Report every line in the listing that contains the string "Variables".

○ ○ ○ ○

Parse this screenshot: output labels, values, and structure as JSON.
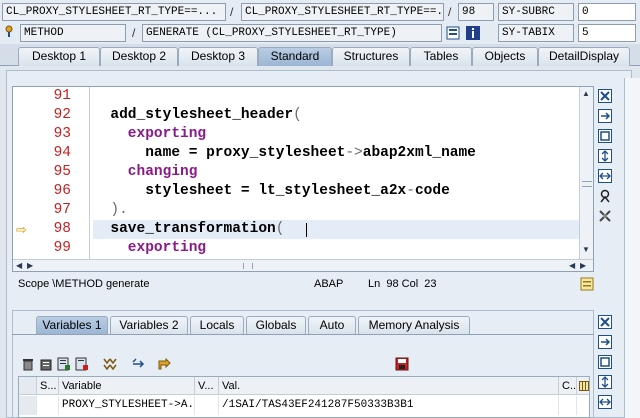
{
  "header": {
    "row1": {
      "left_field": "CL_PROXY_STYLESHEET_RT_TYPE==...",
      "sep1": "/",
      "mid_field": "CL_PROXY_STYLESHEET_RT_TYPE==...",
      "sep2": "/",
      "line_field": "98",
      "sys_label": "SY-SUBRC",
      "sys_value": "0"
    },
    "row2": {
      "left_field": "METHOD",
      "sep1": "/",
      "mid_field": "GENERATE (CL_PROXY_STYLESHEET_RT_TYPE)",
      "sys_label": "SY-TABIX",
      "sys_value": "5"
    }
  },
  "tabs": [
    {
      "label": "Desktop 1"
    },
    {
      "label": "Desktop 2"
    },
    {
      "label": "Desktop 3"
    },
    {
      "label": "Standard"
    },
    {
      "label": "Structures"
    },
    {
      "label": "Tables"
    },
    {
      "label": "Objects"
    },
    {
      "label": "DetailDisplay"
    }
  ],
  "editor": {
    "line_numbers": [
      "91",
      "92",
      "93",
      "94",
      "95",
      "96",
      "97",
      "98",
      "99"
    ],
    "lines": [
      {
        "parts": [
          {
            "t": "",
            "c": "n"
          }
        ]
      },
      {
        "parts": [
          {
            "t": "  add_stylesheet_header",
            "c": "n"
          },
          {
            "t": "(",
            "c": "s"
          }
        ]
      },
      {
        "parts": [
          {
            "t": "    exporting",
            "c": "k"
          }
        ]
      },
      {
        "parts": [
          {
            "t": "      name = proxy_stylesheet",
            "c": "n"
          },
          {
            "t": "->",
            "c": "s"
          },
          {
            "t": "abap2xml_name",
            "c": "n"
          }
        ]
      },
      {
        "parts": [
          {
            "t": "    changing",
            "c": "k"
          }
        ]
      },
      {
        "parts": [
          {
            "t": "      stylesheet = lt_stylesheet_a2x",
            "c": "n"
          },
          {
            "t": "-",
            "c": "s"
          },
          {
            "t": "code",
            "c": "n"
          }
        ]
      },
      {
        "parts": [
          {
            "t": "  ).",
            "c": "s"
          }
        ]
      },
      {
        "parts": [
          {
            "t": "  save_transformation",
            "c": "n"
          },
          {
            "t": "(",
            "c": "s"
          }
        ]
      },
      {
        "parts": [
          {
            "t": "    exporting",
            "c": "k"
          }
        ]
      }
    ],
    "current_line_marker": "⇨"
  },
  "status": {
    "scope": "Scope \\METHOD generate",
    "lang": "ABAP",
    "position": "Ln  98 Col  23"
  },
  "lower": {
    "tabs": [
      {
        "label": "Variables 1"
      },
      {
        "label": "Variables 2"
      },
      {
        "label": "Locals"
      },
      {
        "label": "Globals"
      },
      {
        "label": "Auto"
      },
      {
        "label": "Memory Analysis"
      }
    ],
    "table": {
      "headers": [
        "S...",
        "Variable",
        "V...",
        "Val.",
        "C..."
      ],
      "row": [
        "",
        "PROXY_STYLESHEET->A...",
        "",
        "/1SAI/TAS43EF241287F50333B3B1",
        ""
      ]
    }
  },
  "colors": {
    "keyword": "#8a1a8a",
    "line_number": "#c42222",
    "active_tab": "#9bb6d4"
  }
}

○ ○ ○ ○

** Task output **
        "label": "Variables 1"
        "label": "Variables 2"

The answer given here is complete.